Start of Information provided

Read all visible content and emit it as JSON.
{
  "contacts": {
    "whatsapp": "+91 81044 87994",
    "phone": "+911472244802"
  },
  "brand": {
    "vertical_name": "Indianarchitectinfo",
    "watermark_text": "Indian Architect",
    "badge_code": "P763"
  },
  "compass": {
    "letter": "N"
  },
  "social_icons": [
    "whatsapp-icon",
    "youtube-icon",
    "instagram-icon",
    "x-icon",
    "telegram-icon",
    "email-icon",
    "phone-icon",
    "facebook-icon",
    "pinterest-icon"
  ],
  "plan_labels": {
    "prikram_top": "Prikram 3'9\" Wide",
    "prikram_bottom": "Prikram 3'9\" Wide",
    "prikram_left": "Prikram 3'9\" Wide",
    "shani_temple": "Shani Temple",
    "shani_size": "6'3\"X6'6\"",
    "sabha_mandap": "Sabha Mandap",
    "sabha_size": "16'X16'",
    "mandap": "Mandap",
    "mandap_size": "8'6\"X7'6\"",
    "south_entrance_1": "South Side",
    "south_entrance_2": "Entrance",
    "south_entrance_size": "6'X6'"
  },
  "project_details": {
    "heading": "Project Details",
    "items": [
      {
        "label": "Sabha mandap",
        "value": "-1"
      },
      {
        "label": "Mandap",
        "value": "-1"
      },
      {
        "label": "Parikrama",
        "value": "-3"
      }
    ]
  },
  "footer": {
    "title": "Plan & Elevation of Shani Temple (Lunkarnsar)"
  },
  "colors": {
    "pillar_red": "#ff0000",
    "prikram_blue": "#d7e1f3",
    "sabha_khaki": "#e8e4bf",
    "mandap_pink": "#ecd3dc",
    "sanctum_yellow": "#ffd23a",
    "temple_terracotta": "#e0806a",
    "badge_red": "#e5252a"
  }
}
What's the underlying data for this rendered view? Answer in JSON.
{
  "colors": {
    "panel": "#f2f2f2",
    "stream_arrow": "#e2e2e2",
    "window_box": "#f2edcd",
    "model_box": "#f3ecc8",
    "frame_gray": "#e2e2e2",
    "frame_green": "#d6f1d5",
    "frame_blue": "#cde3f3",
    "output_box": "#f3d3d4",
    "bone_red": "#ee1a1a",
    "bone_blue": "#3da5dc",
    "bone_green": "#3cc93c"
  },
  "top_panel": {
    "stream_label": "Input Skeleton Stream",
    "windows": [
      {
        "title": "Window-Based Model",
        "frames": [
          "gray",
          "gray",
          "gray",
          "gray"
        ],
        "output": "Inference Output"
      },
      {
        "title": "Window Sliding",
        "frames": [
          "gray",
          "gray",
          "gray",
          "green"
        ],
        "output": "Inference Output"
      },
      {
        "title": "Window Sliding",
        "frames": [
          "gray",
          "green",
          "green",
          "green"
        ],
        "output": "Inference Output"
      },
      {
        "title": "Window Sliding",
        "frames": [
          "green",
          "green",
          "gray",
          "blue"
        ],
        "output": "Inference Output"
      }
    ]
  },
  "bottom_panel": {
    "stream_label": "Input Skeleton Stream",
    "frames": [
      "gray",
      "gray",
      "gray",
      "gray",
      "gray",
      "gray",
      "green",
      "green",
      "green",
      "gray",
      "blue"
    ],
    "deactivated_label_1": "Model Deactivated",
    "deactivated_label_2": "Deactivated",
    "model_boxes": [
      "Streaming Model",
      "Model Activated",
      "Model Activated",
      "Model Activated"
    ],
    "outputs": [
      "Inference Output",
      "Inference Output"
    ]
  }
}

End of Information provided

■ **The task**
Collect the complete line wherever the string "JSON" appears in the records.

■ **Correct output**
Read all visible content and emit it as JSON.
What's the underlying data for this rendered view? Answer in JSON.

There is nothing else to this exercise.